WHAT THIS TASK INVOLVES →
Locate the word "vidéo" in the material, then show every line that holds it.

— Start AVAILABLE RECORDS —

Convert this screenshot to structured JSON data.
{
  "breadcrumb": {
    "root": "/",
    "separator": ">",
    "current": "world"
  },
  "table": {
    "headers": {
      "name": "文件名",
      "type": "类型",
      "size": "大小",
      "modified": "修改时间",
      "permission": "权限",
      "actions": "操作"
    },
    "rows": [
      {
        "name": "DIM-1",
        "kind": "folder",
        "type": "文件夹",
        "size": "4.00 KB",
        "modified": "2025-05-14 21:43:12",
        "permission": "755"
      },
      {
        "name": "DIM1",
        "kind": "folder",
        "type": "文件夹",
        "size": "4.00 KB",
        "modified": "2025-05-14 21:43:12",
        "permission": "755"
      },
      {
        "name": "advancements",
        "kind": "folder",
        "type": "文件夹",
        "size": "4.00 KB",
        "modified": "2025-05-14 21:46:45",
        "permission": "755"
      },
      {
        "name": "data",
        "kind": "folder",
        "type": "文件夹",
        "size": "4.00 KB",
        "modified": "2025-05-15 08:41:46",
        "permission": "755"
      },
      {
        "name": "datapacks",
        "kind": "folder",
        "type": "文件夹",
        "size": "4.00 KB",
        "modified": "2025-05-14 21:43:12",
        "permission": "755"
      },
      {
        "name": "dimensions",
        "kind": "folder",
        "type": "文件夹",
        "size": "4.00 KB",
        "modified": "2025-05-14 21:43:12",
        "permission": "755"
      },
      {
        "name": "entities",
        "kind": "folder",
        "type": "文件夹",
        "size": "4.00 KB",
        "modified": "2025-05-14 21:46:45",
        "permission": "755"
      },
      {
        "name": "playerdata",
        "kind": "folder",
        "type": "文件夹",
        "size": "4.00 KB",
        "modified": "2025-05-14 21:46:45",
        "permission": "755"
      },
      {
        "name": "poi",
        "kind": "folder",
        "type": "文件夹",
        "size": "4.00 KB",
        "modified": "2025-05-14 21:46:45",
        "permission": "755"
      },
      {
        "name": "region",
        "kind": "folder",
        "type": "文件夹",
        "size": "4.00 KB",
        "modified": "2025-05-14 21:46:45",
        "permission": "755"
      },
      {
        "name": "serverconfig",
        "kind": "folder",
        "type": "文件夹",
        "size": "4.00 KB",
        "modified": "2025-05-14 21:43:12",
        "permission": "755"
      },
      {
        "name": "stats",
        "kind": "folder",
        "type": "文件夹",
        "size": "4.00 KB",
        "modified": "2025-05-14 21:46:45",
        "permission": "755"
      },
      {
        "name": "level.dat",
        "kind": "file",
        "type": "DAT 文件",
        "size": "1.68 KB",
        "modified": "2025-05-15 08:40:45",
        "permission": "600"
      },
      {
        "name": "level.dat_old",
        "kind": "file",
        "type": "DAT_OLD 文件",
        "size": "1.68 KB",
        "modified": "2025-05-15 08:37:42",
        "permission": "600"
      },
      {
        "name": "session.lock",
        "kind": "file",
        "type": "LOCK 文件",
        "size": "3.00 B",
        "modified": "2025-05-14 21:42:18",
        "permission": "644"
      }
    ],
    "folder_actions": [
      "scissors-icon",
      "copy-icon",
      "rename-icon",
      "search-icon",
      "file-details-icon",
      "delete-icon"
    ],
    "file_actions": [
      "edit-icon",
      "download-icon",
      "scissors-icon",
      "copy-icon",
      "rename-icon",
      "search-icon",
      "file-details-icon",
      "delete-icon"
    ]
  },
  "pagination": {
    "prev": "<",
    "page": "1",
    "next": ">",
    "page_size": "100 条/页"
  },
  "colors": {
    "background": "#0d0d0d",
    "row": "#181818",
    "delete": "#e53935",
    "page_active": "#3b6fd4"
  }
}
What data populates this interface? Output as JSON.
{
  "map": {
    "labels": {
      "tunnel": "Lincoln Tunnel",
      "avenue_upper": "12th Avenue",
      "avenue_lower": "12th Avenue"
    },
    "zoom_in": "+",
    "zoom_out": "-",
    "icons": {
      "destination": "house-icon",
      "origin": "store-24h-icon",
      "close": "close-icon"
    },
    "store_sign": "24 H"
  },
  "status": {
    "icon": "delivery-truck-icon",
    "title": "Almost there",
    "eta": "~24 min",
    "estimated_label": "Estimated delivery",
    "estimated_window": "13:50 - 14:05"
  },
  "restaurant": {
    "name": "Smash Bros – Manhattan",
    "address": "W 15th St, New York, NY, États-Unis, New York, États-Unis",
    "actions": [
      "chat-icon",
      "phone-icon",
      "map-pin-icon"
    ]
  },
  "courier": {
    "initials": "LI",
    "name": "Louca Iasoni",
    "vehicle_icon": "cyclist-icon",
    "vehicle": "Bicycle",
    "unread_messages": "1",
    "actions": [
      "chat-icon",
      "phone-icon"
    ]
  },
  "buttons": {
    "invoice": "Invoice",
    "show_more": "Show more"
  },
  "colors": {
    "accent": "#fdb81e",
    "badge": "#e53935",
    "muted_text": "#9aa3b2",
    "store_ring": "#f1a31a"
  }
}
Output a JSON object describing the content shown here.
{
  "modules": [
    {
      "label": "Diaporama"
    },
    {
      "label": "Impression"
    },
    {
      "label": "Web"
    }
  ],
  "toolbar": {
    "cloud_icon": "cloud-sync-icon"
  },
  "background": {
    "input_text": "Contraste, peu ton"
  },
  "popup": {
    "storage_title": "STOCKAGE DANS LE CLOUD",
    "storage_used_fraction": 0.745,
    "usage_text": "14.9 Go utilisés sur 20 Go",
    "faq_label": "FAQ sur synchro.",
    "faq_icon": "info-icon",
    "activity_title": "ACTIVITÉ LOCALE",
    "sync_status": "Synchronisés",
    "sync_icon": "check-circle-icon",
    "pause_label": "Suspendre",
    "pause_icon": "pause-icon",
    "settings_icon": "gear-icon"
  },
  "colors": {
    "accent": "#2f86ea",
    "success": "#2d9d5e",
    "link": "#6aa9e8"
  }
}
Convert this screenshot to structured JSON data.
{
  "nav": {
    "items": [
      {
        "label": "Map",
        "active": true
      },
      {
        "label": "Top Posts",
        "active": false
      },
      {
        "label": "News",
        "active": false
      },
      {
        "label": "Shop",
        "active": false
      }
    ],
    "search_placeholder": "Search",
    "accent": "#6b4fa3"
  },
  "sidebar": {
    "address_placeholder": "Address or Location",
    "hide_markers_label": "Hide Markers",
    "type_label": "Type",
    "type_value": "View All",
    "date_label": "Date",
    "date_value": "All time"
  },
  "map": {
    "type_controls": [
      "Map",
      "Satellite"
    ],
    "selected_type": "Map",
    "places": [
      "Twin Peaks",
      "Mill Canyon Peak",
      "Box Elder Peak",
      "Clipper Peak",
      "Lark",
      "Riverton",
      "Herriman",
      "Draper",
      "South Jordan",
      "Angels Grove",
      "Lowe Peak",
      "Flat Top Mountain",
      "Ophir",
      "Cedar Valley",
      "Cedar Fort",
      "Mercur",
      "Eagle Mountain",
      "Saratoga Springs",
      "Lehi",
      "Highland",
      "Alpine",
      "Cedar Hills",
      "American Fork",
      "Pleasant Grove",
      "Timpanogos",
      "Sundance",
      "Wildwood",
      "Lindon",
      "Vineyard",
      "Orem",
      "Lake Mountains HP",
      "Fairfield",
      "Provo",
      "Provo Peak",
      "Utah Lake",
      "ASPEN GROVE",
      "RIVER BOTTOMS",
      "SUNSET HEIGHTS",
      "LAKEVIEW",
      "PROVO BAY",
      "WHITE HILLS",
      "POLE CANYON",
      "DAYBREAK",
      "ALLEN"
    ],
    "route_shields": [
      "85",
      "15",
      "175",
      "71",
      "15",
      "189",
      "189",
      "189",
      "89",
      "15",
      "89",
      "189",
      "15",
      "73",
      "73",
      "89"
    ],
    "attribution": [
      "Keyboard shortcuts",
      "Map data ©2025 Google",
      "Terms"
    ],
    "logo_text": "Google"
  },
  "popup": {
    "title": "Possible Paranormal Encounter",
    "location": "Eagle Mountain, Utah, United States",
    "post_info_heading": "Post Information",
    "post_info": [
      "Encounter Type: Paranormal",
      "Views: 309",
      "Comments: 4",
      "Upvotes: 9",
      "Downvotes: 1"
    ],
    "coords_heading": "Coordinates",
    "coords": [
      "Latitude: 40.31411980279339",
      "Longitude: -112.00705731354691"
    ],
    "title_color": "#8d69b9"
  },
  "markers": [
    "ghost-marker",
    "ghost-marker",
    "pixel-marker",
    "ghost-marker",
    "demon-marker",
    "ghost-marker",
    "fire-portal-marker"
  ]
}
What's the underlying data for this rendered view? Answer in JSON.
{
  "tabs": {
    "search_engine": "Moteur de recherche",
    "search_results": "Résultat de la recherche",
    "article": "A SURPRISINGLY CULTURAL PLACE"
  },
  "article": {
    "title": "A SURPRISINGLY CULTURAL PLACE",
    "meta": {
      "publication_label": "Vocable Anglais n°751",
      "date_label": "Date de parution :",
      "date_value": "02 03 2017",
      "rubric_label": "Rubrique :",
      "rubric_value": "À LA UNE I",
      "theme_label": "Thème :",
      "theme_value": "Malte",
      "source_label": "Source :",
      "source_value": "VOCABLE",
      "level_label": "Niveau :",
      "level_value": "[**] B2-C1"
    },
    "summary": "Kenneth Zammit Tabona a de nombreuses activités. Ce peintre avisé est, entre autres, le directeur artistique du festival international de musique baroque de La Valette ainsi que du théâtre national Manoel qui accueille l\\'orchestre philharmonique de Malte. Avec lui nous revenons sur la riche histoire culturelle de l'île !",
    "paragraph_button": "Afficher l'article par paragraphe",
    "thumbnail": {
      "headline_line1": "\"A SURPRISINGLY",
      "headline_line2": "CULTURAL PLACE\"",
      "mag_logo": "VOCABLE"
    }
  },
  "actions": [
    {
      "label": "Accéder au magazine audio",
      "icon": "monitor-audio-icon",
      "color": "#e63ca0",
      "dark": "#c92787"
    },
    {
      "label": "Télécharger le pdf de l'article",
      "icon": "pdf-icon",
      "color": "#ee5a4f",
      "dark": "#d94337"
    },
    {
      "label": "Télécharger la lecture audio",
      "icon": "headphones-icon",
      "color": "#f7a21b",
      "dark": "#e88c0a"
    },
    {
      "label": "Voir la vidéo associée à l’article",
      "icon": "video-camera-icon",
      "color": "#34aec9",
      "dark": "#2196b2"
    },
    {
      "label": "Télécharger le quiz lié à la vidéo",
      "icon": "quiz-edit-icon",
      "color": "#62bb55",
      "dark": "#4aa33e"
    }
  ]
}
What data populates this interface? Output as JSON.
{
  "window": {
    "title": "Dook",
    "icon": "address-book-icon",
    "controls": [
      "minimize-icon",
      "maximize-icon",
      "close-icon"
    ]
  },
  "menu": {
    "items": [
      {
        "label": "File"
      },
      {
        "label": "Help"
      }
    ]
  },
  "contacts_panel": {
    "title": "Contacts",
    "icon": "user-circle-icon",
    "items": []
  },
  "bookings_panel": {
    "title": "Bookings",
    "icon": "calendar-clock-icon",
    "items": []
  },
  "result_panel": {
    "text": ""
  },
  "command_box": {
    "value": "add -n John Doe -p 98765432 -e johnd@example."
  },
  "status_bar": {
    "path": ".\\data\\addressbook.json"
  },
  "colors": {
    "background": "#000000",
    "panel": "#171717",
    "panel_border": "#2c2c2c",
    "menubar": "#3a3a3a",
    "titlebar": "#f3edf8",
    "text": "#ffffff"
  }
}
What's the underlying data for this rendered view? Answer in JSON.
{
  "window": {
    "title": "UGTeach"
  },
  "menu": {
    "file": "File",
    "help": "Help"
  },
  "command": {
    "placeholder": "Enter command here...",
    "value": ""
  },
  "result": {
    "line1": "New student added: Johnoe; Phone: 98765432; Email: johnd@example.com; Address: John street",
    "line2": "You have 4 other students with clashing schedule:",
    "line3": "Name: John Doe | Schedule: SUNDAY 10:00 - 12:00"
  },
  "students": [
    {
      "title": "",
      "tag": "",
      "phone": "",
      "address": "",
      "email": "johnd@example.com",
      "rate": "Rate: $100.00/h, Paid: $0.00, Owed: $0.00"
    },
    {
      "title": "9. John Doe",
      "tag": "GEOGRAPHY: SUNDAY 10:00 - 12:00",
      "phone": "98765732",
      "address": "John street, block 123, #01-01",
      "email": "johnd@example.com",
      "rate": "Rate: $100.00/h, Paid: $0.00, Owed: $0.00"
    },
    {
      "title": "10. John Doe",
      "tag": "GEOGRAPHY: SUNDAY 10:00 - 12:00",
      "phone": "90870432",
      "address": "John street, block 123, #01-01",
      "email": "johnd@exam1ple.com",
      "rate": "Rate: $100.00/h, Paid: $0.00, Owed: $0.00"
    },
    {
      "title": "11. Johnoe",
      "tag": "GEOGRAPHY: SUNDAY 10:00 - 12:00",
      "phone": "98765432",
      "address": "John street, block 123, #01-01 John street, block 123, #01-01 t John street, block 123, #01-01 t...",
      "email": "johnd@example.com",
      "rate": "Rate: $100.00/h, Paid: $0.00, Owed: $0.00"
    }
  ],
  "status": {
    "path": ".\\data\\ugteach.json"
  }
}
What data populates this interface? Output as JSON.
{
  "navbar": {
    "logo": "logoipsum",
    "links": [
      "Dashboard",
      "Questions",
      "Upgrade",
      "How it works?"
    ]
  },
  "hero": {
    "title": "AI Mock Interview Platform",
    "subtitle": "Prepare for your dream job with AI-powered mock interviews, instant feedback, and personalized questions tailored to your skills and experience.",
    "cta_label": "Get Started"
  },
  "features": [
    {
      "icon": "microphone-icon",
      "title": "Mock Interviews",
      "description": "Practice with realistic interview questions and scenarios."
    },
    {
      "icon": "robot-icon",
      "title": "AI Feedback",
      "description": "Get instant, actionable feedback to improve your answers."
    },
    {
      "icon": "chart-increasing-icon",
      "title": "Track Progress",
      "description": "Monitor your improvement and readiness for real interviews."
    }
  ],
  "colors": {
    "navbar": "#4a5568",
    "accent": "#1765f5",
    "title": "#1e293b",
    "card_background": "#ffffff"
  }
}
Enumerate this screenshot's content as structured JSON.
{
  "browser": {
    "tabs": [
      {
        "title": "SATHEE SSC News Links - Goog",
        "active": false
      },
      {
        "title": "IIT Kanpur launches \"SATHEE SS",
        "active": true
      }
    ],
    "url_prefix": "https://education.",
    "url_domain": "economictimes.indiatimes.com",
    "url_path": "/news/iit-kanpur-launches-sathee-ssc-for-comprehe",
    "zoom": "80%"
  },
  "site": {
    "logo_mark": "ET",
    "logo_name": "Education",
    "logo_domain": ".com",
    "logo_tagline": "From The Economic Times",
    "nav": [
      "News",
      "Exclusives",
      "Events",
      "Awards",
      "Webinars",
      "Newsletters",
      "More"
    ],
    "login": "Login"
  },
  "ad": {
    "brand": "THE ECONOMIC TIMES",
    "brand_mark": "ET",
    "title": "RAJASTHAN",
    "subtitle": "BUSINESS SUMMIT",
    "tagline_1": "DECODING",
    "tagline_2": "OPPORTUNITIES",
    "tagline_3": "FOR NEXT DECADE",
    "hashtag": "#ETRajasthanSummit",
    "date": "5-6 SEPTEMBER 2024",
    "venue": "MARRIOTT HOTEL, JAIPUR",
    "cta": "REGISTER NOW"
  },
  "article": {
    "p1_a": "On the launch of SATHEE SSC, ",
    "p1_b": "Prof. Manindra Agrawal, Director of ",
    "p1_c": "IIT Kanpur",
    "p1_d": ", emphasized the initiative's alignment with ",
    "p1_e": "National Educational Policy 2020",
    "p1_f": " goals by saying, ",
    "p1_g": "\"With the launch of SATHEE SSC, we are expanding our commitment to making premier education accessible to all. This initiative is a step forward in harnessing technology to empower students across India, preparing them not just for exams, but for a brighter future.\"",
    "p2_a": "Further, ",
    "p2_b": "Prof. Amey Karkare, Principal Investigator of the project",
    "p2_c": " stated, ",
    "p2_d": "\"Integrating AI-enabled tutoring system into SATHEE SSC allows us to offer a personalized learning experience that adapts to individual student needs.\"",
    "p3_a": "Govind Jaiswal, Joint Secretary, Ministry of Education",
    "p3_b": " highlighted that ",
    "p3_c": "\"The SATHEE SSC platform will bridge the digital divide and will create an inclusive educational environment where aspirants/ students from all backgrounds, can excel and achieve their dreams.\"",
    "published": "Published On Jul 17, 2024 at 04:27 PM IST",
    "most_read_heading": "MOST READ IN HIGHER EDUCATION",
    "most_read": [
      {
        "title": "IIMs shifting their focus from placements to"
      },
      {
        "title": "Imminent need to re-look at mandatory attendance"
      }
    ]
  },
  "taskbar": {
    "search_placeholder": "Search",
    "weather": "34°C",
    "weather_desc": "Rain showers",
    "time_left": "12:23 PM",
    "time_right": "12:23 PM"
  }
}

— End AVAILABLE RECORDS —

COMPLETED TASK →
      "label": "Voir la vidéo associée à l’article",
      "label": "Télécharger le quiz lié à la vidéo",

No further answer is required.